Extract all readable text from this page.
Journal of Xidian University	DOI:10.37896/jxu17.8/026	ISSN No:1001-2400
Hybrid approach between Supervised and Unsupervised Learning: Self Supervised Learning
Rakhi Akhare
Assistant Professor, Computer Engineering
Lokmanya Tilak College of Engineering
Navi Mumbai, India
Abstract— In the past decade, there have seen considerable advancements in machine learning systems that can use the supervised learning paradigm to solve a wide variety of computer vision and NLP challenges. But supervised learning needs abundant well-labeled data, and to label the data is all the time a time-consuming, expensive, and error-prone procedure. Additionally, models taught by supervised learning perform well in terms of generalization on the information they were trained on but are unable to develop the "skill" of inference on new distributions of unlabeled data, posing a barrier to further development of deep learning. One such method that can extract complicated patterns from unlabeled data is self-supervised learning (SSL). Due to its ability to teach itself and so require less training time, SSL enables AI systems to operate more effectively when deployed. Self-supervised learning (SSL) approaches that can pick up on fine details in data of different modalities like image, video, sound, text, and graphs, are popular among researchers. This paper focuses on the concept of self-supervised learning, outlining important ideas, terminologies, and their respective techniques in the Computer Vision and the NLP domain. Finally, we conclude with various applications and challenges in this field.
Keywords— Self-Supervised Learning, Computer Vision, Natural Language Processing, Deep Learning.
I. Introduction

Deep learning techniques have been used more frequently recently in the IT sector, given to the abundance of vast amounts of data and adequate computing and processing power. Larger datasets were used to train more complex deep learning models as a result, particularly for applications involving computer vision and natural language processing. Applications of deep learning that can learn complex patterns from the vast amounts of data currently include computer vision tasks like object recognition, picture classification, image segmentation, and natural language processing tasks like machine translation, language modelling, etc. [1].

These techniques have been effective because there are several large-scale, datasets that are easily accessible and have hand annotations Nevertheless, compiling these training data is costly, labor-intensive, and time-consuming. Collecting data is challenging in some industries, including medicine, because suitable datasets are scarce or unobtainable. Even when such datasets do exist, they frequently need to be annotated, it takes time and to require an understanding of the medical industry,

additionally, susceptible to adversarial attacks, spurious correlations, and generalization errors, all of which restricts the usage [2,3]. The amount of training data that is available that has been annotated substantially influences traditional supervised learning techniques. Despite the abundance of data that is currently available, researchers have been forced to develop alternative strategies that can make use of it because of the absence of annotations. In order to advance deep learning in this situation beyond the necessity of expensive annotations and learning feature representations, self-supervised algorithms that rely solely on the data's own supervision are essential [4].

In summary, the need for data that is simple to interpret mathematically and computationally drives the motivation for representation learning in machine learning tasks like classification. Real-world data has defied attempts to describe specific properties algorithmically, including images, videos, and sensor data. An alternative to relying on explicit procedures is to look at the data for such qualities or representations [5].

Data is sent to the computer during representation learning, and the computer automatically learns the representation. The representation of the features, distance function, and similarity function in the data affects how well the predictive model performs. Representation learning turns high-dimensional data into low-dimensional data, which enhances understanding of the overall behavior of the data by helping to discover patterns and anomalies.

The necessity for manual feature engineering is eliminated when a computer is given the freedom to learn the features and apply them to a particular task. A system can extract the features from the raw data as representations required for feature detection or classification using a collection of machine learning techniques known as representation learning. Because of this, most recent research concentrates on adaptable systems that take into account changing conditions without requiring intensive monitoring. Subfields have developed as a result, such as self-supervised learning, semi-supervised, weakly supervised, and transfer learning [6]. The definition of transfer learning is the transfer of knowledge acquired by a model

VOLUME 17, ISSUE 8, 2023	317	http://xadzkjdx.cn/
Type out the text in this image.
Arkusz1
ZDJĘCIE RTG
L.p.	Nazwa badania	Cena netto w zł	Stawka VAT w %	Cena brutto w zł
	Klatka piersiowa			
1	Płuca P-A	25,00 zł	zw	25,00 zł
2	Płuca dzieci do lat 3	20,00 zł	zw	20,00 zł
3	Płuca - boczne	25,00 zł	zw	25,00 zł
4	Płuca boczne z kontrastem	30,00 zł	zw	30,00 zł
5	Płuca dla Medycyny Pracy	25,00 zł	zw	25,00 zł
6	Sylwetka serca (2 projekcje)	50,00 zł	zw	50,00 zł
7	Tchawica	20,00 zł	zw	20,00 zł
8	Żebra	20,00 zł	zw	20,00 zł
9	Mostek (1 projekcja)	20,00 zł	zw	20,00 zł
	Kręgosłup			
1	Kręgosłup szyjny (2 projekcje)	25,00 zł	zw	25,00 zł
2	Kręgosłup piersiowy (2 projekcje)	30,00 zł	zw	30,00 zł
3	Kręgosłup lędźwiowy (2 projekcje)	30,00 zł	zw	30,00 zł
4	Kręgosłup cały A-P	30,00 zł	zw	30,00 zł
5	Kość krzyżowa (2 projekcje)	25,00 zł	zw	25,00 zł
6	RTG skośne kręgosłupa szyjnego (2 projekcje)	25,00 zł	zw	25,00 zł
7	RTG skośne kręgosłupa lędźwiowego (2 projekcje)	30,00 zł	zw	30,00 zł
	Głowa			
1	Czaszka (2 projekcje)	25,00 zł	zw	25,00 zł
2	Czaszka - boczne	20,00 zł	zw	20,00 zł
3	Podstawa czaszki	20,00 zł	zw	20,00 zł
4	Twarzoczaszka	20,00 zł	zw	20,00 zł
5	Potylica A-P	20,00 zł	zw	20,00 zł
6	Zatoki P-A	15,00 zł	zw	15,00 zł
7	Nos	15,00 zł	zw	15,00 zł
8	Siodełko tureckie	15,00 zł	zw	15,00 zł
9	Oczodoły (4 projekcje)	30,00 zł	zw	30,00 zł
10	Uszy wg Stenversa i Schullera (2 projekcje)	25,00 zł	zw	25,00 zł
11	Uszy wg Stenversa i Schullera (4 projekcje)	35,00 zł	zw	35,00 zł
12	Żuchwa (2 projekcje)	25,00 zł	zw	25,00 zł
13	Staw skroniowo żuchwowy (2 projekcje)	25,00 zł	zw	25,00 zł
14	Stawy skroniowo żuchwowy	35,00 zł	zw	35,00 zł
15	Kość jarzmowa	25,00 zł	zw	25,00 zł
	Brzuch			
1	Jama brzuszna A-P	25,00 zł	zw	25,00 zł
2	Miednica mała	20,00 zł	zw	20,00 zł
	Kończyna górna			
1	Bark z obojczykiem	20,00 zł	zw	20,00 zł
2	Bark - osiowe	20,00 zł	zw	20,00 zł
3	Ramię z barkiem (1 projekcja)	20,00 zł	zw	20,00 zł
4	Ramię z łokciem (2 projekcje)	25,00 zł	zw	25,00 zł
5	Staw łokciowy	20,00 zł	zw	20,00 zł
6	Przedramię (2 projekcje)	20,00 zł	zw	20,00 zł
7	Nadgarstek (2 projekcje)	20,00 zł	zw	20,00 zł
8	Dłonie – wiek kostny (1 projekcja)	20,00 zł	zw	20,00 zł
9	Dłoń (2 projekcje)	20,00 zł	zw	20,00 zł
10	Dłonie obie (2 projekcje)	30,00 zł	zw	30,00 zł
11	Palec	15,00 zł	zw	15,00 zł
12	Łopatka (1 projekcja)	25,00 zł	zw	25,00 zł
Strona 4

◇ ◇ ◇ ◇ ◇

#### WHAT THIS TASK INVOLVES:
Find the string "Kość" in the entries above and return each line that holds it.

#### SOLVED EXERCISE:
5	Kość krzyżowa (2 projekcje)	25,00 zł	zw	25,00 zł
15	Kość jarzmowa	25,00 zł	zw	25,00 zł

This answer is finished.